• _Given request_
Return all lines that include the string "انگلیسی".

(begin)

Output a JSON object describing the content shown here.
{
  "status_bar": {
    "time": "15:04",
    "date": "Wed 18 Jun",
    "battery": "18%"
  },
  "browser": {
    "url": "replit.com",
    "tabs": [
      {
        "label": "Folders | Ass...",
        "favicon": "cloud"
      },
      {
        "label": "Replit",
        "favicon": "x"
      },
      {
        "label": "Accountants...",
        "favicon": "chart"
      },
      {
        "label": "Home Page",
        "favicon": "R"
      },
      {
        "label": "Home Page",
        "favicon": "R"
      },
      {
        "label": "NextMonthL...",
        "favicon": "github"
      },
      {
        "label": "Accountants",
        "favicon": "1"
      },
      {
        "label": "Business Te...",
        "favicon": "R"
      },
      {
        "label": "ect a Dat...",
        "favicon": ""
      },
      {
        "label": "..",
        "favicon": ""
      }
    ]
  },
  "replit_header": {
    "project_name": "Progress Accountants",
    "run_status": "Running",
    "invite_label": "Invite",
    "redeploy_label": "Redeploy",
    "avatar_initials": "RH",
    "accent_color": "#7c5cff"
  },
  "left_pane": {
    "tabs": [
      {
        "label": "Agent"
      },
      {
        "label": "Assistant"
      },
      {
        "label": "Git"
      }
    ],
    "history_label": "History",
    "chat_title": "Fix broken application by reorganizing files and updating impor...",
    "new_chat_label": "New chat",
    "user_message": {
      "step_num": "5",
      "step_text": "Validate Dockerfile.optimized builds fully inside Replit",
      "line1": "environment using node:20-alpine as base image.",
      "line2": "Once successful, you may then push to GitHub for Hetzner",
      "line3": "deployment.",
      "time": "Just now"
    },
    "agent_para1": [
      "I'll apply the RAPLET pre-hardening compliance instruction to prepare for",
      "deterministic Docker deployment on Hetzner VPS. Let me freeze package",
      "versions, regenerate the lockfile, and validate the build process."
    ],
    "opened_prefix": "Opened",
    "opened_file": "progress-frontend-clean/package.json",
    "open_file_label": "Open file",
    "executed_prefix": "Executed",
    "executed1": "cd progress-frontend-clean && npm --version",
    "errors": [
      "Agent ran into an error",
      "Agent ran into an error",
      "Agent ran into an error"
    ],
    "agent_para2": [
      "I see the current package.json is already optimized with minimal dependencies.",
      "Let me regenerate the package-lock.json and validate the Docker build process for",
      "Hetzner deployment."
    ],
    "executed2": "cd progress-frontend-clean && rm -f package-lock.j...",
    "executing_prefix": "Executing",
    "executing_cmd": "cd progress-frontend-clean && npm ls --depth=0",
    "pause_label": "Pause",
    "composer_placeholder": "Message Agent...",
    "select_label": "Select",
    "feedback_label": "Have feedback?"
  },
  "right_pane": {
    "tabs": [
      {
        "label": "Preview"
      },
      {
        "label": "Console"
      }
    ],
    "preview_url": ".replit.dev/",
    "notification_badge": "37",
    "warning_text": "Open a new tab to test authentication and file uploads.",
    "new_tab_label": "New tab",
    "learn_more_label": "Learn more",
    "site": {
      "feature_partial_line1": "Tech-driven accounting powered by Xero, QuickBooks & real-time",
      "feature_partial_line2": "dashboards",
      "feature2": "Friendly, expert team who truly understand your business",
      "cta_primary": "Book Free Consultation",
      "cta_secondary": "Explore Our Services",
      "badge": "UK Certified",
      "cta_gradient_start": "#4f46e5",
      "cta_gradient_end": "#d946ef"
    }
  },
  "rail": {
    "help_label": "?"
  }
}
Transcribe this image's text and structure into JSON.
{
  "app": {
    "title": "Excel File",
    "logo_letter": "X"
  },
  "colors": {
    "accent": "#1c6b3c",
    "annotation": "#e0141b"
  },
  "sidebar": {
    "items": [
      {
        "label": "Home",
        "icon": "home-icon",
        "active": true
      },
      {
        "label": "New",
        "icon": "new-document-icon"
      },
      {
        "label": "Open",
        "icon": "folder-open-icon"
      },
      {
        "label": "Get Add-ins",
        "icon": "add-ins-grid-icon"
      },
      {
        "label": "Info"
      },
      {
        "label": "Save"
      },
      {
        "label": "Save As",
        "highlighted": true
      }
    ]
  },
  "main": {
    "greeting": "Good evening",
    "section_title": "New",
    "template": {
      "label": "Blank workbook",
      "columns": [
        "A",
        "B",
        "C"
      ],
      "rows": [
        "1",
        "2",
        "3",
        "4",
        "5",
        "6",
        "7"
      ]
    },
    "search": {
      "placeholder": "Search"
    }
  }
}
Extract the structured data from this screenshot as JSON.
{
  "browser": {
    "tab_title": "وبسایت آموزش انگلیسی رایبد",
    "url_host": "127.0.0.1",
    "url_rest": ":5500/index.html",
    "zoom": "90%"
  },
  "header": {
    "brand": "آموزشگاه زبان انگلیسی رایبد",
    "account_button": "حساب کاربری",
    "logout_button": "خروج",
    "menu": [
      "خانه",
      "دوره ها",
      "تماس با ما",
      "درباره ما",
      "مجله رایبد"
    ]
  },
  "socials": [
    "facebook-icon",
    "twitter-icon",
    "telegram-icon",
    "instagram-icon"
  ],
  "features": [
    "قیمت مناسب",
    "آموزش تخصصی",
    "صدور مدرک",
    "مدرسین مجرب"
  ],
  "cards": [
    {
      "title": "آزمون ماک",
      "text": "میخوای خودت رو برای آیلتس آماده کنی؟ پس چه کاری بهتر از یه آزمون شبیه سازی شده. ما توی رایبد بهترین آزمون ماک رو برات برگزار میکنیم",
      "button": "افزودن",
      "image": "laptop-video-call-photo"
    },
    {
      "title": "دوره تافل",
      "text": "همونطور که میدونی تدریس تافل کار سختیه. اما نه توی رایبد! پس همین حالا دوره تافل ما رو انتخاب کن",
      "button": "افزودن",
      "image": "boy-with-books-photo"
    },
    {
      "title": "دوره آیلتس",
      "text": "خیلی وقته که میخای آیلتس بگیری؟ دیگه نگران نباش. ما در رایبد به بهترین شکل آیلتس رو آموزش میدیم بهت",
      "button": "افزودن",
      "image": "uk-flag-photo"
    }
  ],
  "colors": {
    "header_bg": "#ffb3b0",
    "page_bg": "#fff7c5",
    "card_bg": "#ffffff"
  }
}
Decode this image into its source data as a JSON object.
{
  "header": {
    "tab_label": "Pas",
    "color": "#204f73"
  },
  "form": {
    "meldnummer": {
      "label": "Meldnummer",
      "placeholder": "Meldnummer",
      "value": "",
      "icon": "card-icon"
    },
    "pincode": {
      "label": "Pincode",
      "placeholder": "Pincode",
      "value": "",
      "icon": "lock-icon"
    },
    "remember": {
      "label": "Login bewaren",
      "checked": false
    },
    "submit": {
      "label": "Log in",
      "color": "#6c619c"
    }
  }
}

(end)

• _Response to the exercise_
    "tab_title": "وبسایت آموزش انگلیسی رایبد",
    "brand": "آموزشگاه زبان انگلیسی رایبد",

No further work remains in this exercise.